Exercise details >>
Copy the rows below without changes, starting at the first row and ending at the row that contains "y-tick-mark-0.8 (46, 200, 50, 202)".

== Task inputs ==

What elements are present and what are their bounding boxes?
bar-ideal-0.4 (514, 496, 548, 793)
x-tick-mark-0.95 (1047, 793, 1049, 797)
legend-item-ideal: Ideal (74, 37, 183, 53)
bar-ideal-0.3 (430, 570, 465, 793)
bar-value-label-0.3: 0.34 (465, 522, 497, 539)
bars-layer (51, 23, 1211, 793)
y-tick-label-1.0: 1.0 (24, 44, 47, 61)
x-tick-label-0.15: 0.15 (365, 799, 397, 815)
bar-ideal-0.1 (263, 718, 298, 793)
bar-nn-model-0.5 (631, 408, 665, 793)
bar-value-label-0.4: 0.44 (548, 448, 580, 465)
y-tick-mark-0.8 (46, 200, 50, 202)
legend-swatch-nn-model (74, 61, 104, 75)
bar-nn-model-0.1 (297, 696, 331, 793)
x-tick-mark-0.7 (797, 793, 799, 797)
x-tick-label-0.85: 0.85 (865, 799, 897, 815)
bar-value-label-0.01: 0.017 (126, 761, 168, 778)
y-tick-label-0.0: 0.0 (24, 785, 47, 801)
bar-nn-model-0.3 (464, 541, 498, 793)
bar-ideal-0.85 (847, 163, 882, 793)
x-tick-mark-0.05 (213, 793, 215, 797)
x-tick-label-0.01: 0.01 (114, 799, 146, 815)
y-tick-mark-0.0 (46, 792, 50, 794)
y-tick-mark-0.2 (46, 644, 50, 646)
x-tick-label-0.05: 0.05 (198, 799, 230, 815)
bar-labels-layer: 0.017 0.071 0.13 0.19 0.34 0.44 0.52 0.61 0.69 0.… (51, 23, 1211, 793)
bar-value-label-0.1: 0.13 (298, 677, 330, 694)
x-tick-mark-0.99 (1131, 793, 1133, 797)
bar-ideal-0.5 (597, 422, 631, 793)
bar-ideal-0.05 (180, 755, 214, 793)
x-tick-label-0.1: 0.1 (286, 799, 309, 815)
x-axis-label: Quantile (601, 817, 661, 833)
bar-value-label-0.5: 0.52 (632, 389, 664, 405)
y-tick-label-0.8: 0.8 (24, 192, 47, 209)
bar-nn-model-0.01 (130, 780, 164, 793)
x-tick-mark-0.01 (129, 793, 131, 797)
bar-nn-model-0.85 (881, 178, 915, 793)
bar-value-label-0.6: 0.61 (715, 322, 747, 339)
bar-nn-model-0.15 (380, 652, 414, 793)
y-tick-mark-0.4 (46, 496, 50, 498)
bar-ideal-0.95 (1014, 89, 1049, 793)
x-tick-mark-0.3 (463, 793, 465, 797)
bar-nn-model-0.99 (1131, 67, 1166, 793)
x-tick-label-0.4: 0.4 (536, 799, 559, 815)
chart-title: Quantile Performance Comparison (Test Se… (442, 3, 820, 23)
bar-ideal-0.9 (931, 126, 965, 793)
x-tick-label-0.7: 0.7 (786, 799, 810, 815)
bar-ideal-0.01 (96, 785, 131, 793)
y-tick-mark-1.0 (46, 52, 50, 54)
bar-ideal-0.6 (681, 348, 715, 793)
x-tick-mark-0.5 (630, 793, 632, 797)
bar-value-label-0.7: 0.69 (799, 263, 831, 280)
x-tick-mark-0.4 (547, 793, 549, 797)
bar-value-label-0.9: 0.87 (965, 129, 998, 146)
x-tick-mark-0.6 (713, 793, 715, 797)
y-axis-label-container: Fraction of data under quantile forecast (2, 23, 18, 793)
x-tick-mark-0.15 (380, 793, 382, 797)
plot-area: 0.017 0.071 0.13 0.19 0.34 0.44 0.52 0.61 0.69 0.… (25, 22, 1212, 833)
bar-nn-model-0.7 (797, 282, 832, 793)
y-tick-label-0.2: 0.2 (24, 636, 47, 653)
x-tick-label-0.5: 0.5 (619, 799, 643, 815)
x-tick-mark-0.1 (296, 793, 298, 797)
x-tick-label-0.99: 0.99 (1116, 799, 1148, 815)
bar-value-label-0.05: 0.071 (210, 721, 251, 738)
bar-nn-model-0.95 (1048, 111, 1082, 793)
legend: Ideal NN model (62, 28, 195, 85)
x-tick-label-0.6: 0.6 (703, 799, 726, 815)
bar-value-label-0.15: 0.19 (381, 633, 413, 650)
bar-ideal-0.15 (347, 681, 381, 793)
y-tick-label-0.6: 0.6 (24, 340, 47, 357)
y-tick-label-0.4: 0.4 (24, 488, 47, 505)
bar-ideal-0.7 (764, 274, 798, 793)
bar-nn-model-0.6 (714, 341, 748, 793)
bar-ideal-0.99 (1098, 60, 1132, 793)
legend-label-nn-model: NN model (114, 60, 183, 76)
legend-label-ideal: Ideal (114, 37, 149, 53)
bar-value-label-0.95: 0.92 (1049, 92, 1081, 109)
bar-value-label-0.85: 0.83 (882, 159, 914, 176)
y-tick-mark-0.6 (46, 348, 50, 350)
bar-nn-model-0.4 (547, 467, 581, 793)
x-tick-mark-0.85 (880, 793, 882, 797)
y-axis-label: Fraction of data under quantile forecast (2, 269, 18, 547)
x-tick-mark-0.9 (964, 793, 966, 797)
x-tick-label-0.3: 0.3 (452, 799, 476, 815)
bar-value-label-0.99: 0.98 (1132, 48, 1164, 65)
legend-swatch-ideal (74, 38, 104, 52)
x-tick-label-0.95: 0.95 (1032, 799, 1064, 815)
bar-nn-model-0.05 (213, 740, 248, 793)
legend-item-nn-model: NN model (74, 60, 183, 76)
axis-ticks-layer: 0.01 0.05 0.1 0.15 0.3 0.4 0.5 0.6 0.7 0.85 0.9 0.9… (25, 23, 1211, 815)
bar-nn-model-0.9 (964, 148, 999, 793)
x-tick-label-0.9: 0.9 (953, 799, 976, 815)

===

Task response >>
What elements are present and what are their bounding boxes?
bar-ideal-0.4 (514, 496, 548, 793)
x-tick-mark-0.95 (1047, 793, 1049, 797)
legend-item-ideal: Ideal (74, 37, 183, 53)
bar-ideal-0.3 (430, 570, 465, 793)
bar-value-label-0.3: 0.34 (465, 522, 497, 539)
bars-layer (51, 23, 1211, 793)
y-tick-label-1.0: 1.0 (24, 44, 47, 61)
x-tick-label-0.15: 0.15 (365, 799, 397, 815)
bar-ideal-0.1 (263, 718, 298, 793)
bar-nn-model-0.5 (631, 408, 665, 793)
bar-value-label-0.4: 0.44 (548, 448, 580, 465)
y-tick-mark-0.8 (46, 200, 50, 202)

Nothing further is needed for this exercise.